### Exercise description
Identify the lines bearing the string "Müşteri" and gather them.

### Provided data

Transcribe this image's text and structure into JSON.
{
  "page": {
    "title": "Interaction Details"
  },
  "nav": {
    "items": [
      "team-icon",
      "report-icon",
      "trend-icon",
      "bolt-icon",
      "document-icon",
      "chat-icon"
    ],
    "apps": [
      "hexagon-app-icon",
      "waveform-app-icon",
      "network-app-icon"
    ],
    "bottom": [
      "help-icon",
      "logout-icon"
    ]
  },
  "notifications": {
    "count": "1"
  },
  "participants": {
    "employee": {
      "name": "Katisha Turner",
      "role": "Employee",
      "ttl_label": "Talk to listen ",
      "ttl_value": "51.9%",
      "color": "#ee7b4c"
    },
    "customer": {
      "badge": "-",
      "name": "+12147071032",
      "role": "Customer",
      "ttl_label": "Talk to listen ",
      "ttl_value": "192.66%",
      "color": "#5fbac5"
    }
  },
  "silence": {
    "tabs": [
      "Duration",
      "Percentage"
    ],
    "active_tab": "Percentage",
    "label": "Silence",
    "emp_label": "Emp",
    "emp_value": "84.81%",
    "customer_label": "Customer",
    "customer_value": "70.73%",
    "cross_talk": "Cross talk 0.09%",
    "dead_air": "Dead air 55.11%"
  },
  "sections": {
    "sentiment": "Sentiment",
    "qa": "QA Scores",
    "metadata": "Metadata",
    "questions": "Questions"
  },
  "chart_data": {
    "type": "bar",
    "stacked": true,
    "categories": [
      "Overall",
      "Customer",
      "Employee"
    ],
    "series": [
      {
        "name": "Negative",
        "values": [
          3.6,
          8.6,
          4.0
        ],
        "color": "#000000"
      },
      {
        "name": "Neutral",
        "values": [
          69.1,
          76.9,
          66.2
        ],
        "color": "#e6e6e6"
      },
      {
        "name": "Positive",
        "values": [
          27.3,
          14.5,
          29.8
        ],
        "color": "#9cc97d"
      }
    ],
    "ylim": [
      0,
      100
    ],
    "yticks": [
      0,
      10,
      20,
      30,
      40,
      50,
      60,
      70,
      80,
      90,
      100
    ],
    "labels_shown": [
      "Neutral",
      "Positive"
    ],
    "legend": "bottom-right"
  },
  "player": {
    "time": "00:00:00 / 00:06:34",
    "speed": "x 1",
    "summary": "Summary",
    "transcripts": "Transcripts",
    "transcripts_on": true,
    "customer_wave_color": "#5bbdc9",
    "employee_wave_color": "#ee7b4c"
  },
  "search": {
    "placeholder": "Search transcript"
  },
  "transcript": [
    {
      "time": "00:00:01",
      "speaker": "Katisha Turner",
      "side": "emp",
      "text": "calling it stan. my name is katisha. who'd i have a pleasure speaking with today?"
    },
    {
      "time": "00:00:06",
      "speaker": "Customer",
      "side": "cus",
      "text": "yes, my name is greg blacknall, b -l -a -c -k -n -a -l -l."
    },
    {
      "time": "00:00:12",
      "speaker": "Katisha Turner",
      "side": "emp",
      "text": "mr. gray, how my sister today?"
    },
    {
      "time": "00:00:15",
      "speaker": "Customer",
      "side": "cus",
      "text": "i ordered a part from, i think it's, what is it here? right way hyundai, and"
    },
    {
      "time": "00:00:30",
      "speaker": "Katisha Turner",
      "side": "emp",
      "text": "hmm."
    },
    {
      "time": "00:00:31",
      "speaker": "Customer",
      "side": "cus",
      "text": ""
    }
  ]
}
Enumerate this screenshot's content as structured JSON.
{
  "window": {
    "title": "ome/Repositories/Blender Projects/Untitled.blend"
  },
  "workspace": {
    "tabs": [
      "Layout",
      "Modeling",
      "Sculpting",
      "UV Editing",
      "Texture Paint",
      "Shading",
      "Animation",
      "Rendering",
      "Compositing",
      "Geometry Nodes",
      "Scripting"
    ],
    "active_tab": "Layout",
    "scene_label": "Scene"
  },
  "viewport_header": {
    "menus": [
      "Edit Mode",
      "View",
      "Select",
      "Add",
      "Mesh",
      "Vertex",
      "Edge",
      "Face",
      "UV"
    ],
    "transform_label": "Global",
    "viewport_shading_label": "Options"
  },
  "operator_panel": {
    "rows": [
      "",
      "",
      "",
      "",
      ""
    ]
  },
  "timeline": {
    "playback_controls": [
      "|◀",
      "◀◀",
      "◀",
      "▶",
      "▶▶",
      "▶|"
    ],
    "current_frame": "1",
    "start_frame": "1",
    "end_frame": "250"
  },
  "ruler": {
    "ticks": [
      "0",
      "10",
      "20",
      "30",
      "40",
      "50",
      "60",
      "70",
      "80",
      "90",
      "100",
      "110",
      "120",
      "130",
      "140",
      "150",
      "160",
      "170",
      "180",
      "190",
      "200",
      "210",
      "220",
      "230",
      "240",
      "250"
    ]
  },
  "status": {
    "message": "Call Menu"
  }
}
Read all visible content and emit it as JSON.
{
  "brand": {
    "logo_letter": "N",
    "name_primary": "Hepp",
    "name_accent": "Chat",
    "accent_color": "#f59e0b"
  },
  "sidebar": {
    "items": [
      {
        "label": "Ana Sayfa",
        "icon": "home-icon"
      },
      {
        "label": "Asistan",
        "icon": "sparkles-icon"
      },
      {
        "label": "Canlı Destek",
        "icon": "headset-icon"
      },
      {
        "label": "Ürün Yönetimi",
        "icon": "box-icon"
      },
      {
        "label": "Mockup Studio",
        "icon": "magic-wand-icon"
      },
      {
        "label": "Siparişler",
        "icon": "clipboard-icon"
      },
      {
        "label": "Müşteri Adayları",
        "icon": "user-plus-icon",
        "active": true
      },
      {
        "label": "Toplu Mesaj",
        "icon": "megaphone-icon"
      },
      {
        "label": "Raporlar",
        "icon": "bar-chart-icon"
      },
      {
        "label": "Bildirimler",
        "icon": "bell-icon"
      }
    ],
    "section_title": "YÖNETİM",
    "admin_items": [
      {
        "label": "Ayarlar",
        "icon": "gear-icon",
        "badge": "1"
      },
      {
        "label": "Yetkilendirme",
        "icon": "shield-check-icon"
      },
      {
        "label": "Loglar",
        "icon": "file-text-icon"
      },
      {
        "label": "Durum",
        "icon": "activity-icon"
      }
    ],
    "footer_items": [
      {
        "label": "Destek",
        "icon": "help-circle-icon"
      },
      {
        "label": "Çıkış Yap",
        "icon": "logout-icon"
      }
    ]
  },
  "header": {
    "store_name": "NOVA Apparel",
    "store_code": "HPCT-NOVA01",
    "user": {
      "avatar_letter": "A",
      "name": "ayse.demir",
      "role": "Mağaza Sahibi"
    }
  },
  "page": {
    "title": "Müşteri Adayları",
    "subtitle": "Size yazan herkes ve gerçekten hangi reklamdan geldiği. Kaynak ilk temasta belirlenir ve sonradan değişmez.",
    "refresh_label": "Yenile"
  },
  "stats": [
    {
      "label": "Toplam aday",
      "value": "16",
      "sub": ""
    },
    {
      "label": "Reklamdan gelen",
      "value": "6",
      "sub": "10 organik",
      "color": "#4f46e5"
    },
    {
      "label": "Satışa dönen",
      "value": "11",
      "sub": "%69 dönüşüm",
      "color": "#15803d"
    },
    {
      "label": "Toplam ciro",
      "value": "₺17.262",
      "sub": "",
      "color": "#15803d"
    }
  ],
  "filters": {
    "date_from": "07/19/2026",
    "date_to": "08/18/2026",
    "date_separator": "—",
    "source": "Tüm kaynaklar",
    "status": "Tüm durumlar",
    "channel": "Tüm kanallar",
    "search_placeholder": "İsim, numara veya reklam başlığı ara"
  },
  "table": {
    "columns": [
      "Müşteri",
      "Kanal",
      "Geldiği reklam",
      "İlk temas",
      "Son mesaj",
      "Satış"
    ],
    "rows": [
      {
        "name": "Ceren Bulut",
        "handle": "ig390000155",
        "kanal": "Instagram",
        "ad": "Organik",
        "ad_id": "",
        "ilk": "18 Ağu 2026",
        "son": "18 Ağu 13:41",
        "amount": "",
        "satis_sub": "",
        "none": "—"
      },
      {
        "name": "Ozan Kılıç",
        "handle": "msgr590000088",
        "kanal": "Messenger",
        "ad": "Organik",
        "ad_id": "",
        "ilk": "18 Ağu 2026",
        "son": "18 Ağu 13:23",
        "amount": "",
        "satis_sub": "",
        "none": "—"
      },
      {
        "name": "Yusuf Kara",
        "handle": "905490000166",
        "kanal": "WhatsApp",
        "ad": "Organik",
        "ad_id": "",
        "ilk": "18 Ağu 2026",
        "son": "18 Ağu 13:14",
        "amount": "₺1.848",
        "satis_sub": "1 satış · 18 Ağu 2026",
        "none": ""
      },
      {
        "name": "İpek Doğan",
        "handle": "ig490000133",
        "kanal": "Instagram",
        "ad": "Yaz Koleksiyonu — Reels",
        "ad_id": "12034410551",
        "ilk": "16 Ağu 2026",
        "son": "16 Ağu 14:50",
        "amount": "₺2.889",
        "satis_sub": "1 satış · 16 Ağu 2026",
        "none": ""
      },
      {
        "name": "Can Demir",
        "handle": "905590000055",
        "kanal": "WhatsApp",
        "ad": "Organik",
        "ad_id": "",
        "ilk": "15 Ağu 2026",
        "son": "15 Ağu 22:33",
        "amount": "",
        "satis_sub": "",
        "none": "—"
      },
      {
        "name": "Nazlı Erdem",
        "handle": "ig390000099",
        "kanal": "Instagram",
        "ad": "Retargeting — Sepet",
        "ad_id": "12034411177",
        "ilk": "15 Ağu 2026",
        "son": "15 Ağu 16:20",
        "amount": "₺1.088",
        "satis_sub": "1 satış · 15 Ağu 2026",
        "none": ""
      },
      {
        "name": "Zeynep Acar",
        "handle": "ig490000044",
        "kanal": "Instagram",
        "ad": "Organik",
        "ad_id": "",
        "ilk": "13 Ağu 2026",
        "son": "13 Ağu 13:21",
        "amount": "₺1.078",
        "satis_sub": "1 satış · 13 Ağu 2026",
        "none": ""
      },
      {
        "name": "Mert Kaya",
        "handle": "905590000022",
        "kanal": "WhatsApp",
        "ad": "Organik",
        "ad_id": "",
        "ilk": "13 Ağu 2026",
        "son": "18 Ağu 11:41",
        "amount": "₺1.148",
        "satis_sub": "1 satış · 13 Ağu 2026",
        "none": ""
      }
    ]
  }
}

### Solution to this task
        "label": "Müşteri Adayları",
    "title": "Müşteri Adayları",
      "Müşteri",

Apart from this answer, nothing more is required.